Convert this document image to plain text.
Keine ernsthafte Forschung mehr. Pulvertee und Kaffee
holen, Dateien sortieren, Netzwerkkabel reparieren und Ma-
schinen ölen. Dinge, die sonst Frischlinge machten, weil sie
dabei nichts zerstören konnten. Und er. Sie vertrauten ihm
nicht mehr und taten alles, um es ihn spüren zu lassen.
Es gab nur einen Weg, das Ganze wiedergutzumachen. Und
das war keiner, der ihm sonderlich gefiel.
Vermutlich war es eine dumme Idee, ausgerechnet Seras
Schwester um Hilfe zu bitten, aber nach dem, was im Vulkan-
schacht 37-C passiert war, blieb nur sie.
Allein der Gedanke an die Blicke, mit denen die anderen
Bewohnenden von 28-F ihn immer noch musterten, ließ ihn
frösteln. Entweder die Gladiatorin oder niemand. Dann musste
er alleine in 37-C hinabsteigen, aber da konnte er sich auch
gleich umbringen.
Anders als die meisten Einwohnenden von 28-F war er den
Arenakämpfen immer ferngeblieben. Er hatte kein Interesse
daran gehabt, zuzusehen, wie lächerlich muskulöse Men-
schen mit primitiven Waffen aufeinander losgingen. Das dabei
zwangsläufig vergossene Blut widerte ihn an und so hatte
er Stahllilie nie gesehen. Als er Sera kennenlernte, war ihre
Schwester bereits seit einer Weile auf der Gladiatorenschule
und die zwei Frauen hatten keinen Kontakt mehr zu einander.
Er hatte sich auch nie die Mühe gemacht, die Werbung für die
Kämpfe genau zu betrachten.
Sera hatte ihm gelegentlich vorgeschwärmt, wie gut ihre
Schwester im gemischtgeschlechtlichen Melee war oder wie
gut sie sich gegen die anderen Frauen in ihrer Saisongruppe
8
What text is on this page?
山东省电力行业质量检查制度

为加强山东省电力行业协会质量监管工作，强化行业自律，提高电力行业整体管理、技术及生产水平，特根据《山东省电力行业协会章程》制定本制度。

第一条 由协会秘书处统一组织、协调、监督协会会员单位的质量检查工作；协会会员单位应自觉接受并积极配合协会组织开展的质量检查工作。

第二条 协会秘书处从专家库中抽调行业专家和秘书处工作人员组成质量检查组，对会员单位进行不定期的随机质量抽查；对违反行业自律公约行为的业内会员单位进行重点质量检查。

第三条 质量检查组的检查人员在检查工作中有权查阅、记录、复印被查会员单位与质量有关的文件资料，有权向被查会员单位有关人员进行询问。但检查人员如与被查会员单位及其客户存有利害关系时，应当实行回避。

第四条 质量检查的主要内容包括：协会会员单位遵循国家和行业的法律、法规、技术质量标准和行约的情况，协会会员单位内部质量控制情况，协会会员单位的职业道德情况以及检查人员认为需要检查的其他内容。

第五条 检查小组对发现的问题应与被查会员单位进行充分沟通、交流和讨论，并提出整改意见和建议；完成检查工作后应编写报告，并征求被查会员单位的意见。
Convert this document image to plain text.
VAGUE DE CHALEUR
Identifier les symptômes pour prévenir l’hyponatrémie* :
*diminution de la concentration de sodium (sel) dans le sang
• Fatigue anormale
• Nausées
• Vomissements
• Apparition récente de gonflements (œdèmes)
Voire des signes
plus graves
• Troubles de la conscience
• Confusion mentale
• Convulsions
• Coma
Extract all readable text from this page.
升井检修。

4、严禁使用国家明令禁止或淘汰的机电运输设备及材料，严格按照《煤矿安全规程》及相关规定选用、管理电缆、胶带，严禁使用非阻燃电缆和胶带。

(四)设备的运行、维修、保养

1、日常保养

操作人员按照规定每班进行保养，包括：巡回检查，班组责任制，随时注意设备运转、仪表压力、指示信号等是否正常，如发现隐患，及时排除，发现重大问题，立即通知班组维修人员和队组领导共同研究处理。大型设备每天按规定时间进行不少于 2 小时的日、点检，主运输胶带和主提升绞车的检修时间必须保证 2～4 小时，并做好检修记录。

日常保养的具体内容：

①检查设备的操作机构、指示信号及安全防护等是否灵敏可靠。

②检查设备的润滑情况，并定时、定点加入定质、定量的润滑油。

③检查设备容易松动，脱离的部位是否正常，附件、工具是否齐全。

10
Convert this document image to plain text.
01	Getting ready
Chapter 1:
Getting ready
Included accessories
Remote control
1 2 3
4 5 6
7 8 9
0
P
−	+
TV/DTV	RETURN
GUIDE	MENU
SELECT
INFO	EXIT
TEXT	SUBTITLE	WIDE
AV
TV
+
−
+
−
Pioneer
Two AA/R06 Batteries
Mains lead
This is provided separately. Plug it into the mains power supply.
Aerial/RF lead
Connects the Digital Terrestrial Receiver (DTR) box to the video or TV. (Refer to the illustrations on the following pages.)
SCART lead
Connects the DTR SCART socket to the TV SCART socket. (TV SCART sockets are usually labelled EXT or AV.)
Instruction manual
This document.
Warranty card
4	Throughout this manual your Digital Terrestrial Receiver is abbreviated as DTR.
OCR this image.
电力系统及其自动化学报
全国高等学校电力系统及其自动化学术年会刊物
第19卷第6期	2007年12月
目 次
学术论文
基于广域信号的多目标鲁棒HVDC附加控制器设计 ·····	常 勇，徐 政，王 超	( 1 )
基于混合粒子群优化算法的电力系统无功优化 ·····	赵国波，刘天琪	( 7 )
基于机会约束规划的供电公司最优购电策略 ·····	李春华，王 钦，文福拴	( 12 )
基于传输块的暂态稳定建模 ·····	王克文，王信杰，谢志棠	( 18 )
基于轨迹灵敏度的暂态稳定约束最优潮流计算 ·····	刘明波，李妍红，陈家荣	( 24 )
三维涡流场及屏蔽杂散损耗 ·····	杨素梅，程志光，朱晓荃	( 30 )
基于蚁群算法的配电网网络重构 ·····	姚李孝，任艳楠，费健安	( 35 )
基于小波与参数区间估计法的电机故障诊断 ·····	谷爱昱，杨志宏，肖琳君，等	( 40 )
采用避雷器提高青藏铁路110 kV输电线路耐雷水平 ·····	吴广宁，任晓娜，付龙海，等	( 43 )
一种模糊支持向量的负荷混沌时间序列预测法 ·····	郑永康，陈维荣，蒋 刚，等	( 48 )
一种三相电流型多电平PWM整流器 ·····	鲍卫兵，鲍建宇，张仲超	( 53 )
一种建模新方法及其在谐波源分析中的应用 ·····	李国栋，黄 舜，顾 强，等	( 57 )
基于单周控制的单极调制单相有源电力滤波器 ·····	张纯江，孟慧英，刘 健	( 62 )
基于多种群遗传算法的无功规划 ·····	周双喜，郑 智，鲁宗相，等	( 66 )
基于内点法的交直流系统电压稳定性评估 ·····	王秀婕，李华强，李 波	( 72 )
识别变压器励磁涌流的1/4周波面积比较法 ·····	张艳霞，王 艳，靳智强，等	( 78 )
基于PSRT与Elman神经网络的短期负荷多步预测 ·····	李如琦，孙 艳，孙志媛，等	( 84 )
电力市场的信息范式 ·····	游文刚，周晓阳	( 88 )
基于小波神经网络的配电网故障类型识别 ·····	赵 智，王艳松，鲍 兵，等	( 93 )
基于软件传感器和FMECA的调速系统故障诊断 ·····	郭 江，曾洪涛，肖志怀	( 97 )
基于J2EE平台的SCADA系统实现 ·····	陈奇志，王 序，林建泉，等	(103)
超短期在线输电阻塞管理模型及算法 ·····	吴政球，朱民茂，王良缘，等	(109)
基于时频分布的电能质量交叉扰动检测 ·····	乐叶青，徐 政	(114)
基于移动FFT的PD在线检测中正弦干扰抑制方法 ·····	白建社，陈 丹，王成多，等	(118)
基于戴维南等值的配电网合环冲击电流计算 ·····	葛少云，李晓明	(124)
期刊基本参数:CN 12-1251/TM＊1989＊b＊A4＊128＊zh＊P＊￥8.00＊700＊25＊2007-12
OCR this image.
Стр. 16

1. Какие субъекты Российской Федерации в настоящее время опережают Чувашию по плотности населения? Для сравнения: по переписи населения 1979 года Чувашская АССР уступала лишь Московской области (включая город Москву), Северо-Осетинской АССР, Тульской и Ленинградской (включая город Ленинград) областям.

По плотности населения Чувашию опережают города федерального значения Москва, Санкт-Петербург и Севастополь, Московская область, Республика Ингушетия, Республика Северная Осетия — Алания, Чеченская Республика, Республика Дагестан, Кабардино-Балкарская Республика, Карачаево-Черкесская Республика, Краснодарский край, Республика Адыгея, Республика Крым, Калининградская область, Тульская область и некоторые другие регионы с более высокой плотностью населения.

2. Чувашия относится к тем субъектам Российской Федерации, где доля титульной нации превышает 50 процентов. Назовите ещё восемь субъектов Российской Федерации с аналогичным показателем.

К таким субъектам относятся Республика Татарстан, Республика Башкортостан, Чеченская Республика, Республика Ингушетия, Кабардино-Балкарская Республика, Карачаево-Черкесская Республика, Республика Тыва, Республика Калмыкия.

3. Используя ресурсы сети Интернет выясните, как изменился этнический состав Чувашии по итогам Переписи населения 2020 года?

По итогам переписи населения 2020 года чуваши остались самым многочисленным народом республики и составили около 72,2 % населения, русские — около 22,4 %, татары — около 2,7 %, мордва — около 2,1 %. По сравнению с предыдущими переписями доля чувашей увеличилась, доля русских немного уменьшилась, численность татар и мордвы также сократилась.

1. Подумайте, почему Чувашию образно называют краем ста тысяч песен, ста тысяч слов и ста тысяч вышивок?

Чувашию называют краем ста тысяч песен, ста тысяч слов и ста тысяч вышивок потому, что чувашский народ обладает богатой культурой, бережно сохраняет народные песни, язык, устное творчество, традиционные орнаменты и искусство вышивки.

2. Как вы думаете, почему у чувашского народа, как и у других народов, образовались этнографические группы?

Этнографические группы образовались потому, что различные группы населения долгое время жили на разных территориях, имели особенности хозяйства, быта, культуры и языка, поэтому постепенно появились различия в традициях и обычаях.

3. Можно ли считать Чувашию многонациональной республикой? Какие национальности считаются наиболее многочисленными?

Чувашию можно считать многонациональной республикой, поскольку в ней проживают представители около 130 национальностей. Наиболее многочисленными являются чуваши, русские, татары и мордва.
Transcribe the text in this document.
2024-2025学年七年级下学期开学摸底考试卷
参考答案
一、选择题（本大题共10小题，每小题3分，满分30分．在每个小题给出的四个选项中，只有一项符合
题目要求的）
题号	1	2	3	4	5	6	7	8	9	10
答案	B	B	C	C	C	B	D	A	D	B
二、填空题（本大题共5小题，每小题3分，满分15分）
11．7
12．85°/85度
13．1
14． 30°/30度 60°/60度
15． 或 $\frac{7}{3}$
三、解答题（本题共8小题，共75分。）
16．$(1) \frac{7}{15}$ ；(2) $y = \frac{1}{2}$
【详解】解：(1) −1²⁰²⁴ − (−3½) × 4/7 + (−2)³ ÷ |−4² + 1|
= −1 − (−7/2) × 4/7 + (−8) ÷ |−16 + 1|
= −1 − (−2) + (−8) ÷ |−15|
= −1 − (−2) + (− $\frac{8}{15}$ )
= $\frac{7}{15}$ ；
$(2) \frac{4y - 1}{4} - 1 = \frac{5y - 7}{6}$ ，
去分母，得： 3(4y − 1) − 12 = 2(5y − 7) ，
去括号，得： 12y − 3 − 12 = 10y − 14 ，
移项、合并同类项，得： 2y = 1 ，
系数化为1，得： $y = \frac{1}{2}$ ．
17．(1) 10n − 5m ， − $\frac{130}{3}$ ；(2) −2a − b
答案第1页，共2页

========

Reply with one number only, the count of lines above that hold the string "многонациональной".

2